— BEGIN EXERCISE INPUTS —

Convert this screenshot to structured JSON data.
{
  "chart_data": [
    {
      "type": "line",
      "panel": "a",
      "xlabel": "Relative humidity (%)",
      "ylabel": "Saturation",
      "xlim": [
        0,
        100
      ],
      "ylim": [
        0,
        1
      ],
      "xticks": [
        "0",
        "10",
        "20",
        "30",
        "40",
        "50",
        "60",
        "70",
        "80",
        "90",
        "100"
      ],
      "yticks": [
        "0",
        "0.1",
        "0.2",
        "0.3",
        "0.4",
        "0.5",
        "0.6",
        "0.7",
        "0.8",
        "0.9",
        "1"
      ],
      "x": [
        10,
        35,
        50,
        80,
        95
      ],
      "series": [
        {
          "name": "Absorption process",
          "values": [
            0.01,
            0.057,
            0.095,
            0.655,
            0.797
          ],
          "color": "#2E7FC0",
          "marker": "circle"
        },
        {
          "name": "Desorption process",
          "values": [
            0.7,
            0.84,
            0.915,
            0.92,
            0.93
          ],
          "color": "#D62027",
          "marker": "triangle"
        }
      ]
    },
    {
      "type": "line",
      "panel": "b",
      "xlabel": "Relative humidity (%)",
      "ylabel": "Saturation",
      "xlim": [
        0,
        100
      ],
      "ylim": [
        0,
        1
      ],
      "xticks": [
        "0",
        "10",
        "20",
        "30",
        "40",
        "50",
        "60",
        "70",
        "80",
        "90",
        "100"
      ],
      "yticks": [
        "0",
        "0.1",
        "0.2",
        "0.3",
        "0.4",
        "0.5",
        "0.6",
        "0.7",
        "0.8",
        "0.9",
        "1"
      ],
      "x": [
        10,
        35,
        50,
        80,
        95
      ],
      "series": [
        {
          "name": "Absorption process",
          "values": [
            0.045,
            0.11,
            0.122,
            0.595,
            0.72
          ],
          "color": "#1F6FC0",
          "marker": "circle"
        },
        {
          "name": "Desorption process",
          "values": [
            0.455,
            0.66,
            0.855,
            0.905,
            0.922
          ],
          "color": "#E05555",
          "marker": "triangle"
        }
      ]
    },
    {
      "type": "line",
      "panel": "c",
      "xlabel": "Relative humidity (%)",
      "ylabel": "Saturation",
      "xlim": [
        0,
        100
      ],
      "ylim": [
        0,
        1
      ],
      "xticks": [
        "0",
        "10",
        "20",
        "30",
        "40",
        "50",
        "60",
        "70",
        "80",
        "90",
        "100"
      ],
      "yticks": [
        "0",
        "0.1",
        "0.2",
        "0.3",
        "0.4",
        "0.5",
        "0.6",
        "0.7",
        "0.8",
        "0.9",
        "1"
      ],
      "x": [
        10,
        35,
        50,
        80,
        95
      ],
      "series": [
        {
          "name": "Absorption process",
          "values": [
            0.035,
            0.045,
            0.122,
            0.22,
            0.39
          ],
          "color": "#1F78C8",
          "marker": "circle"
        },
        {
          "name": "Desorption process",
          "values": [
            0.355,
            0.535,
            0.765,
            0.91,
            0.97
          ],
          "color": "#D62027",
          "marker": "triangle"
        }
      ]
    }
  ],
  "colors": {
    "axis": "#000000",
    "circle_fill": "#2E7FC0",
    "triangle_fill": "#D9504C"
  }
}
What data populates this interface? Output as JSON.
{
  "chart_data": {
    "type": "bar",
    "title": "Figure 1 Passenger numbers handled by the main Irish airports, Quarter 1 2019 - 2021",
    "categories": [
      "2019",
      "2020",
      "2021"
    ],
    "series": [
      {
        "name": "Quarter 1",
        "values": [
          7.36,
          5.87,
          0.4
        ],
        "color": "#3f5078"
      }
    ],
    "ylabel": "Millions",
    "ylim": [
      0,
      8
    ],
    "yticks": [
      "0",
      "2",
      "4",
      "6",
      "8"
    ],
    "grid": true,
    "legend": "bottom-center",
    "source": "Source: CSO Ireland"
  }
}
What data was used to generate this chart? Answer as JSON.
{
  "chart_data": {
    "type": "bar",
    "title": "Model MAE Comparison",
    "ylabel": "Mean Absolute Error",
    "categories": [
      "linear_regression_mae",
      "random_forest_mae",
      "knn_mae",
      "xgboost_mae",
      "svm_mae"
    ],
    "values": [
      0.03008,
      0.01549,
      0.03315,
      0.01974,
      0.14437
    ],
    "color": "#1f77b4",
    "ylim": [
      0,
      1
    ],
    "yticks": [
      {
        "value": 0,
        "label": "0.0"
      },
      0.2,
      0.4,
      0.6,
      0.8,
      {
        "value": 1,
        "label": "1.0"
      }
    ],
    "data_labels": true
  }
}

— END EXERCISE INPUTS —

Generate an exact reproduction of all entries.

Convert this screenshot to structured JSON data.
{
  "chart_data": [
    {
      "type": "line",
      "panel": "a",
      "xlabel": "Relative humidity (%)",
      "ylabel": "Saturation",
      "xlim": [
        0,
        100
      ],
      "ylim": [
        0,
        1
      ],
      "xticks": [
        "0",
        "10",
        "20",
        "30",
        "40",
        "50",
        "60",
        "70",
        "80",
        "90",
        "100"
      ],
      "yticks": [
        "0",
        "0.1",
        "0.2",
        "0.3",
        "0.4",
        "0.5",
        "0.6",
        "0.7",
        "0.8",
        "0.9",
        "1"
      ],
      "x": [
        10,
        35,
        50,
        80,
        95
      ],
      "series": [
        {
          "name": "Absorption process",
          "values": [
            0.01,
            0.057,
            0.095,
            0.655,
            0.797
          ],
          "color": "#2E7FC0",
          "marker": "circle"
        },
        {
          "name": "Desorption process",
          "values": [
            0.7,
            0.84,
            0.915,
            0.92,
            0.93
          ],
          "color": "#D62027",
          "marker": "triangle"
        }
      ]
    },
    {
      "type": "line",
      "panel": "b",
      "xlabel": "Relative humidity (%)",
      "ylabel": "Saturation",
      "xlim": [
        0,
        100
      ],
      "ylim": [
        0,
        1
      ],
      "xticks": [
        "0",
        "10",
        "20",
        "30",
        "40",
        "50",
        "60",
        "70",
        "80",
        "90",
        "100"
      ],
      "yticks": [
        "0",
        "0.1",
        "0.2",
        "0.3",
        "0.4",
        "0.5",
        "0.6",
        "0.7",
        "0.8",
        "0.9",
        "1"
      ],
      "x": [
        10,
        35,
        50,
        80,
        95
      ],
      "series": [
        {
          "name": "Absorption process",
          "values": [
            0.045,
            0.11,
            0.122,
            0.595,
            0.72
          ],
          "color": "#1F6FC0",
          "marker": "circle"
        },
        {
          "name": "Desorption process",
          "values": [
            0.455,
            0.66,
            0.855,
            0.905,
            0.922
          ],
          "color": "#E05555",
          "marker": "triangle"
        }
      ]
    },
    {
      "type": "line",
      "panel": "c",
      "xlabel": "Relative humidity (%)",
      "ylabel": "Saturation",
      "xlim": [
        0,
        100
      ],
      "ylim": [
        0,
        1
      ],
      "xticks": [
        "0",
        "10",
        "20",
        "30",
        "40",
        "50",
        "60",
        "70",
        "80",
        "90",
        "100"
      ],
      "yticks": [
        "0",
        "0.1",
        "0.2",
        "0.3",
        "0.4",
        "0.5",
        "0.6",
        "0.7",
        "0.8",
        "0.9",
        "1"
      ],
      "x": [
        10,
        35,
        50,
        80,
        95
      ],
      "series": [
        {
          "name": "Absorption process",
          "values": [
            0.035,
            0.045,
            0.122,
            0.22,
            0.39
          ],
          "color": "#1F78C8",
          "marker": "circle"
        },
        {
          "name": "Desorption process",
          "values": [
            0.355,
            0.535,
            0.765,
            0.91,
            0.97
          ],
          "color": "#D62027",
          "marker": "triangle"
        }
      ]
    }
  ],
  "colors": {
    "axis": "#000000",
    "circle_fill": "#2E7FC0",
    "triangle_fill": "#D9504C"
  }
}
What data populates this interface? Output as JSON.
{
  "chart_data": {
    "type": "bar",
    "title": "Figure 1 Passenger numbers handled by the main Irish airports, Quarter 1 2019 - 2021",
    "categories": [
      "2019",
      "2020",
      "2021"
    ],
    "series": [
      {
        "name": "Quarter 1",
        "values": [
          7.36,
          5.87,
          0.4
        ],
        "color": "#3f5078"
      }
    ],
    "ylabel": "Millions",
    "ylim": [
      0,
      8
    ],
    "yticks": [
      "0",
      "2",
      "4",
      "6",
      "8"
    ],
    "grid": true,
    "legend": "bottom-center",
    "source": "Source: CSO Ireland"
  }
}
What data was used to generate this chart? Answer as JSON.
{
  "chart_data": {
    "type": "bar",
    "title": "Model MAE Comparison",
    "ylabel": "Mean Absolute Error",
    "categories": [
      "linear_regression_mae",
      "random_forest_mae",
      "knn_mae",
      "xgboost_mae",
      "svm_mae"
    ],
    "values": [
      0.03008,
      0.01549,
      0.03315,
      0.01974,
      0.14437
    ],
    "color": "#1f77b4",
    "ylim": [
      0,
      1
    ],
    "yticks": [
      {
        "value": 0,
        "label": "0.0"
      },
      0.2,
      0.4,
      0.6,
      0.8,
      {
        "value": 1,
        "label": "1.0"
      }
    ],
    "data_labels": true
  }
}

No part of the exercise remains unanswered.